Data section>
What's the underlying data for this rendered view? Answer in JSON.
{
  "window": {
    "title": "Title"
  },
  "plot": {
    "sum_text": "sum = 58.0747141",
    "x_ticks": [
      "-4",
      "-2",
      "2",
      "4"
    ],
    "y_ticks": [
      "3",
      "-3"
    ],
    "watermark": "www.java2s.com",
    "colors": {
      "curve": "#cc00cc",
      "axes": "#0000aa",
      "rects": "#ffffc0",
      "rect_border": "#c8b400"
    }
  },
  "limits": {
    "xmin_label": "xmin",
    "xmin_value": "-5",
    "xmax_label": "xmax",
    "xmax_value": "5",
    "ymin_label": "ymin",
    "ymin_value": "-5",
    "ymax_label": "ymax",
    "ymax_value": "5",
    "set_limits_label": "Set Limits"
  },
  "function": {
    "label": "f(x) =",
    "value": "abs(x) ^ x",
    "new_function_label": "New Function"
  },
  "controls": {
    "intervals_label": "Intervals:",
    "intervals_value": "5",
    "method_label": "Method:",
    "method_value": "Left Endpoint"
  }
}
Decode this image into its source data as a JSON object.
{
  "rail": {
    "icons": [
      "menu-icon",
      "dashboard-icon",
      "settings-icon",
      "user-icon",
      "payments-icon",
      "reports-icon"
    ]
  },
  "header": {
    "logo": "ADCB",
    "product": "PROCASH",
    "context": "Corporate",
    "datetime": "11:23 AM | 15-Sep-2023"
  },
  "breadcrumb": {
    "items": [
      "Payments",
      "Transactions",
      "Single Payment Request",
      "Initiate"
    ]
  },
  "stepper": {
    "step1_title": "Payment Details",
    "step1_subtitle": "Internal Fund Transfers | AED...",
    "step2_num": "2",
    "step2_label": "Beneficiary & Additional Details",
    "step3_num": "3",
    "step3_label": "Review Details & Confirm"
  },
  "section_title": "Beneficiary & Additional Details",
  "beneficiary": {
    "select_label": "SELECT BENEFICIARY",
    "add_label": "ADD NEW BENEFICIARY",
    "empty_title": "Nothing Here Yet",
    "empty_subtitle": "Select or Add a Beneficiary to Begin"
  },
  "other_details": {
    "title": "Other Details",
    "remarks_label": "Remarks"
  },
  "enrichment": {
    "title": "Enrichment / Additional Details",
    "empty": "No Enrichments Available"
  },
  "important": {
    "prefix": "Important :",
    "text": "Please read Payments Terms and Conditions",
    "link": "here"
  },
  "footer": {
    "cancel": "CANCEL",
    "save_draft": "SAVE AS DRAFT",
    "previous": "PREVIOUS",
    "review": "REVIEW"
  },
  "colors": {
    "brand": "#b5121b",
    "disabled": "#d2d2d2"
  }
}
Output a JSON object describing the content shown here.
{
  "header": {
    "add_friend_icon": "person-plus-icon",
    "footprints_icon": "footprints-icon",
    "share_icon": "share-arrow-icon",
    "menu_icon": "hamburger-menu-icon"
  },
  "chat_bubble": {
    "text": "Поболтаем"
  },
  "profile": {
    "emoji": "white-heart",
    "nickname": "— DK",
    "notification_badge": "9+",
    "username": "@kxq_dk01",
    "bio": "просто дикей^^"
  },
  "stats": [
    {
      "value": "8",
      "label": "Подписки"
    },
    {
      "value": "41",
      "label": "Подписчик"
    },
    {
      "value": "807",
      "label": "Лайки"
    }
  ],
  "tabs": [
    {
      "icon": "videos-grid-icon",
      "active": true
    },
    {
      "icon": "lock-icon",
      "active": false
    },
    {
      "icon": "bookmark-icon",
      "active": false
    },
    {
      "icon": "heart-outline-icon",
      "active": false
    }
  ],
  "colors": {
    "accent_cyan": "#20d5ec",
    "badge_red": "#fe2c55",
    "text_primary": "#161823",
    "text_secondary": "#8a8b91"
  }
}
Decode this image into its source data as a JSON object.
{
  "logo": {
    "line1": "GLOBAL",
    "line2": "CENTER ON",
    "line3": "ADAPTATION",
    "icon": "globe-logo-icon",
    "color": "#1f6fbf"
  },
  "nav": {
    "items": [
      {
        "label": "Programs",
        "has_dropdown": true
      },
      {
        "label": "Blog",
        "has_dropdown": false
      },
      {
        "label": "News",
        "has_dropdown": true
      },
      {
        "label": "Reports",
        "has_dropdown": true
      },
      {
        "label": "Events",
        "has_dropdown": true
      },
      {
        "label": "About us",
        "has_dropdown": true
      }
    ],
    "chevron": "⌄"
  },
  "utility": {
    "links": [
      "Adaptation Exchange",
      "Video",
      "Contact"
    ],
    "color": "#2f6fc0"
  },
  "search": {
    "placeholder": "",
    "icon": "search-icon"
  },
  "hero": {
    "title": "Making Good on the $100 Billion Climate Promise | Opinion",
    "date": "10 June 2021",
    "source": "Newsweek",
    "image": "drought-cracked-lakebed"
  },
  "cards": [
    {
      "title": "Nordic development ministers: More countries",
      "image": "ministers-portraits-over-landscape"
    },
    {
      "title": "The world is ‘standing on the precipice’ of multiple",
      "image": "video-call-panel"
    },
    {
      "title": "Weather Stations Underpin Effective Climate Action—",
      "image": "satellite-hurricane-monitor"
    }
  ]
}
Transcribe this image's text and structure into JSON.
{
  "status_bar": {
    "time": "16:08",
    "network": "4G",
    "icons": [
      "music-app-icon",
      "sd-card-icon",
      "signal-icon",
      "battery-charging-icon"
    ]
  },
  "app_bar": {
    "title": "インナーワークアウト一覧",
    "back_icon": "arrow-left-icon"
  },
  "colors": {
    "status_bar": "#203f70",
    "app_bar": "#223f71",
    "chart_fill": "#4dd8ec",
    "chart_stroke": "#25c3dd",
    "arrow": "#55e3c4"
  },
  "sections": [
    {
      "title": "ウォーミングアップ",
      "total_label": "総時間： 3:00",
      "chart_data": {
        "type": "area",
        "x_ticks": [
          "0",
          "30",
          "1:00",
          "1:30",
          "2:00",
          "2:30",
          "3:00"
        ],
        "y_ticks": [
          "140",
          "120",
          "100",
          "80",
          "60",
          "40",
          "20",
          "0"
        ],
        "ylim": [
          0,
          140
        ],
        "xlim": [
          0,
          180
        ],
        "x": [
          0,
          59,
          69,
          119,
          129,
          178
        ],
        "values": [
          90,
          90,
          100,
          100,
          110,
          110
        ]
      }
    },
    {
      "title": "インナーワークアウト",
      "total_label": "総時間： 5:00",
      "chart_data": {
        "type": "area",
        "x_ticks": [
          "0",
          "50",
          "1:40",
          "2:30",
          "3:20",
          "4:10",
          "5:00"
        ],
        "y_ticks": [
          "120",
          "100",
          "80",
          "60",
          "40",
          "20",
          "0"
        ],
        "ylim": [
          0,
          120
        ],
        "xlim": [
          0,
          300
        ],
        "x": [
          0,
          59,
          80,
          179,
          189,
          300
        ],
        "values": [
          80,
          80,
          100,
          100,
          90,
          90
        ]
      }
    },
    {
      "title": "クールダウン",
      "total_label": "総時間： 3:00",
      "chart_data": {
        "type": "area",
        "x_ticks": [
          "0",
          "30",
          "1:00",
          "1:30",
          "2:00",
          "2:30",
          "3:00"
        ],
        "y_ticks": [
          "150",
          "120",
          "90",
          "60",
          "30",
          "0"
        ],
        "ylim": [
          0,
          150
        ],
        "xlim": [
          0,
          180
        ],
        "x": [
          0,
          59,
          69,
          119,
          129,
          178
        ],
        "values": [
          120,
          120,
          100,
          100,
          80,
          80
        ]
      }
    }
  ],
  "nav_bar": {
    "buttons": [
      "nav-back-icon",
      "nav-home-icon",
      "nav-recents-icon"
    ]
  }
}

Task directions> Extract every line that has the string "Climate" in it.

Solution for this exercise>
    "title": "Making Good on the $100 Billion Climate Promise | Opinion",
      "title": "Weather Stations Underpin Effective Climate Action—",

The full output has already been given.